[Start Extracted material]

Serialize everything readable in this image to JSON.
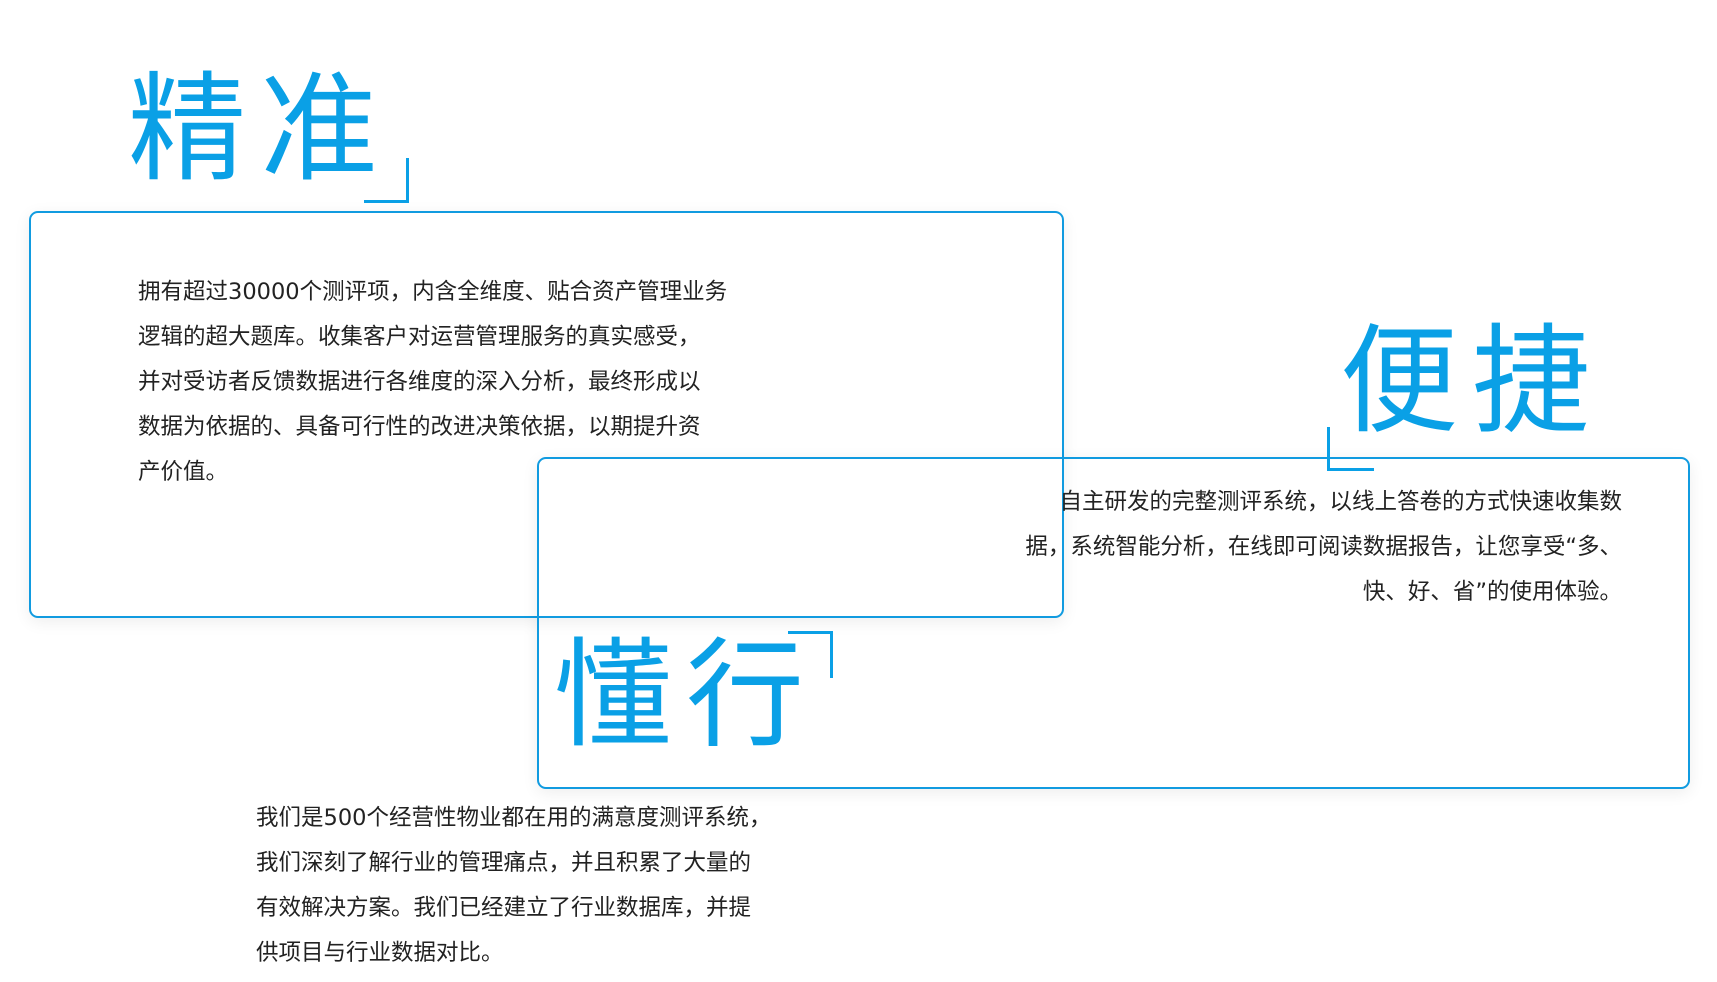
{
  "sections": {
    "accurate": {
      "title": "精准",
      "lines": [
        "拥有超过30000个测评项，内含全维度、贴合资产管理业务",
        "逻辑的超大题库。收集客户对运营管理服务的真实感受，",
        "并对受访者反馈数据进行各维度的深入分析，最终形成以",
        "数据为依据的、具备可行性的改进决策依据，以期提升资",
        "产价值。"
      ]
    },
    "convenient": {
      "title": "便捷",
      "lines": [
        "自主研发的完整测评系统，以线上答卷的方式快速收集数",
        "据，系统智能分析，在线即可阅读数据报告，让您享受“多、",
        "快、好、省”的使用体验。"
      ]
    },
    "industry": {
      "title": "懂行",
      "lines": [
        "我们是500个经营性物业都在用的满意度测评系统，",
        "我们深刻了解行业的管理痛点，并且积累了大量的",
        "有效解决方案。我们已经建立了行业数据库，并提",
        "供项目与行业数据对比。"
      ]
    }
  },
  "colors": {
    "accent": "#0aa0e6",
    "border": "#119be0",
    "text": "#222222"
  }
}
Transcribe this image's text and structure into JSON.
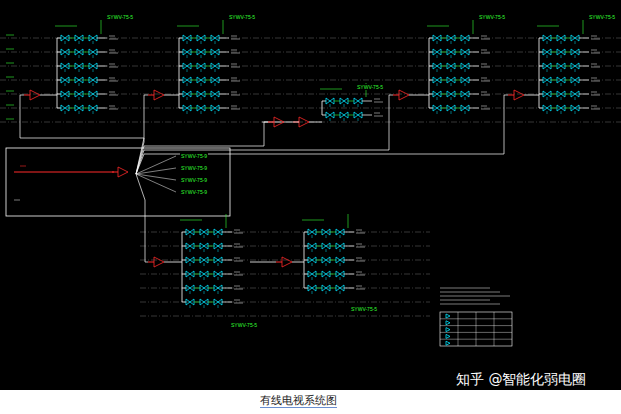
{
  "diagram": {
    "caption": "有线电视系统图",
    "labels": [
      "SYWV-75-5",
      "SYWV-75-5",
      "SYWV-75-5",
      "SYWV-75-5",
      "SYWV-75-5",
      "SYWV-75-5",
      "SYWV-75-5",
      "SYWV-75-9",
      "SYWV-75-9",
      "SYWV-75-9",
      "SYWV-75-9",
      "知乎 @智能化弱电圈"
    ]
  }
}
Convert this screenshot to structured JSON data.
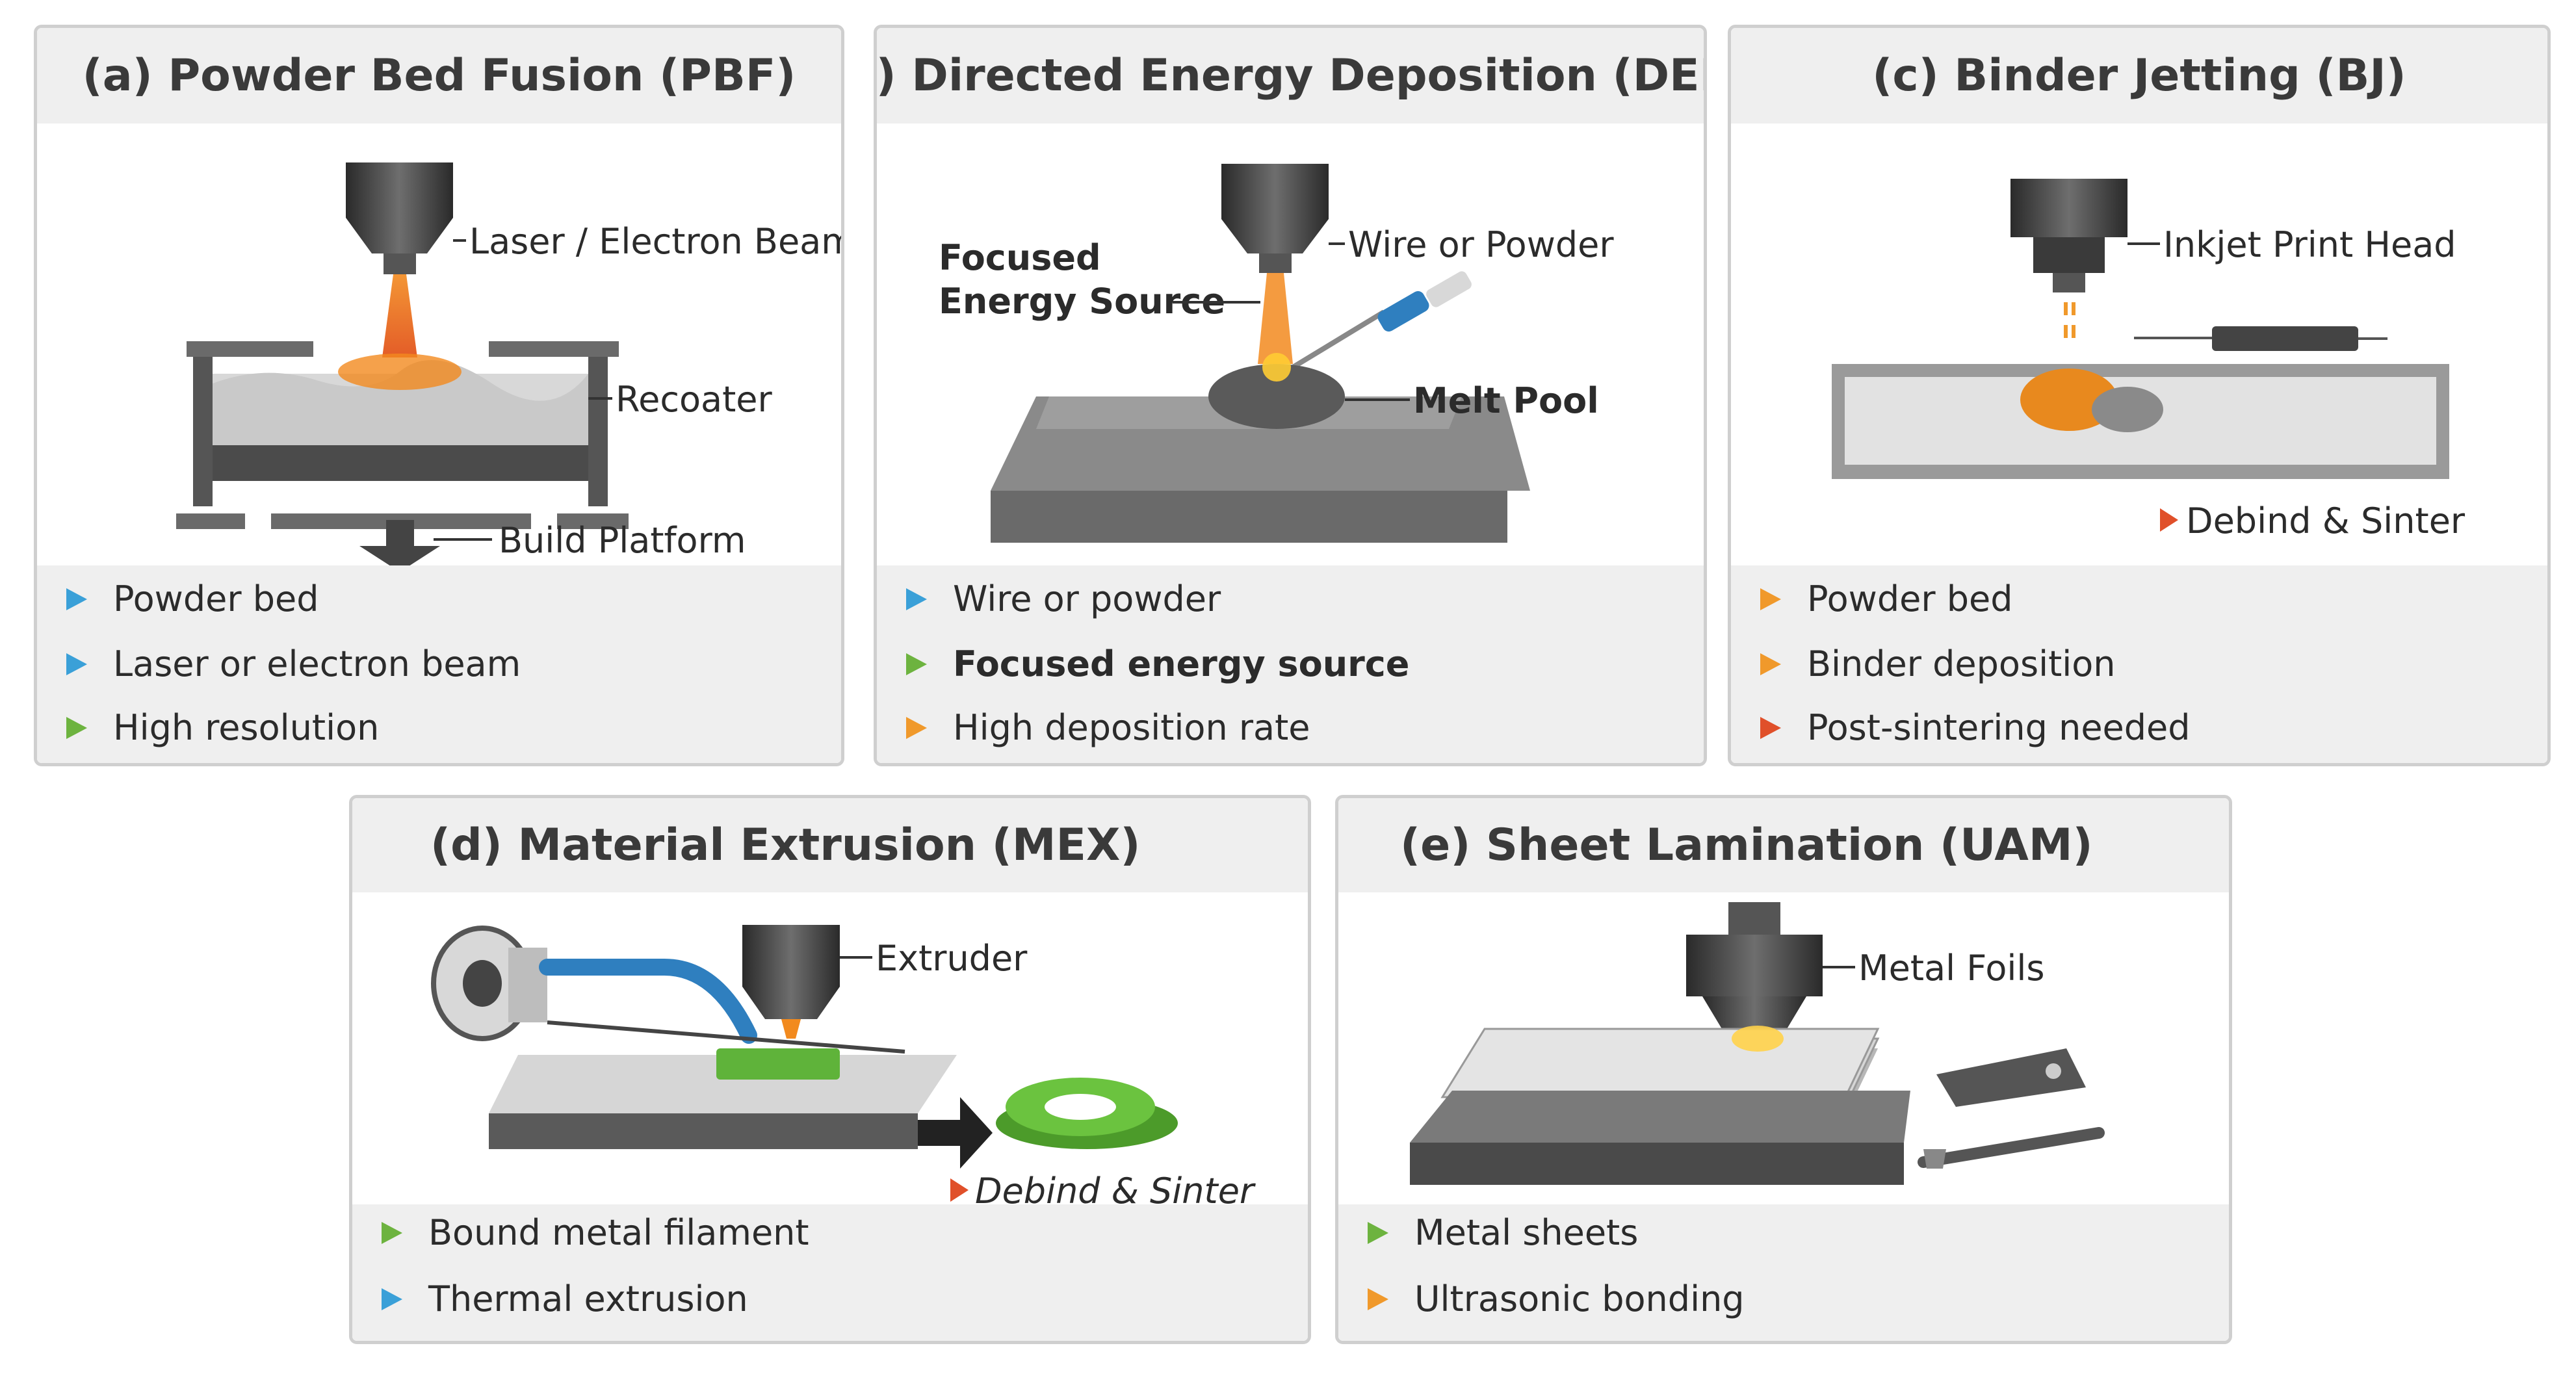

[End Extracted material]

**Given request:**
Return each line of the data, keeping its wording exact and omitting pictures.

**Full response:**
Serialize everything readable in this image to JSON.
{
  "sections": {
    "accurate": {
      "title": "精准",
      "lines": [
        "拥有超过30000个测评项，内含全维度、贴合资产管理业务",
        "逻辑的超大题库。收集客户对运营管理服务的真实感受，",
        "并对受访者反馈数据进行各维度的深入分析，最终形成以",
        "数据为依据的、具备可行性的改进决策依据，以期提升资",
        "产价值。"
      ]
    },
    "convenient": {
      "title": "便捷",
      "lines": [
        "自主研发的完整测评系统，以线上答卷的方式快速收集数",
        "据，系统智能分析，在线即可阅读数据报告，让您享受“多、",
        "快、好、省”的使用体验。"
      ]
    },
    "industry": {
      "title": "懂行",
      "lines": [
        "我们是500个经营性物业都在用的满意度测评系统，",
        "我们深刻了解行业的管理痛点，并且积累了大量的",
        "有效解决方案。我们已经建立了行业数据库，并提",
        "供项目与行业数据对比。"
      ]
    }
  },
  "colors": {
    "accent": "#0aa0e6",
    "border": "#119be0",
    "text": "#222222"
  }
}
Transcribe this image's text and structure into JSON.
{
  "diagram": {
    "caption": "有线电视系统图",
    "labels": [
      "SYWV-75-5",
      "SYWV-75-5",
      "SYWV-75-5",
      "SYWV-75-5",
      "SYWV-75-5",
      "SYWV-75-5",
      "SYWV-75-5",
      "SYWV-75-9",
      "SYWV-75-9",
      "SYWV-75-9",
      "SYWV-75-9",
      "知乎 @智能化弱电圈"
    ]
  }
}
Convert this screenshot to structured JSON data.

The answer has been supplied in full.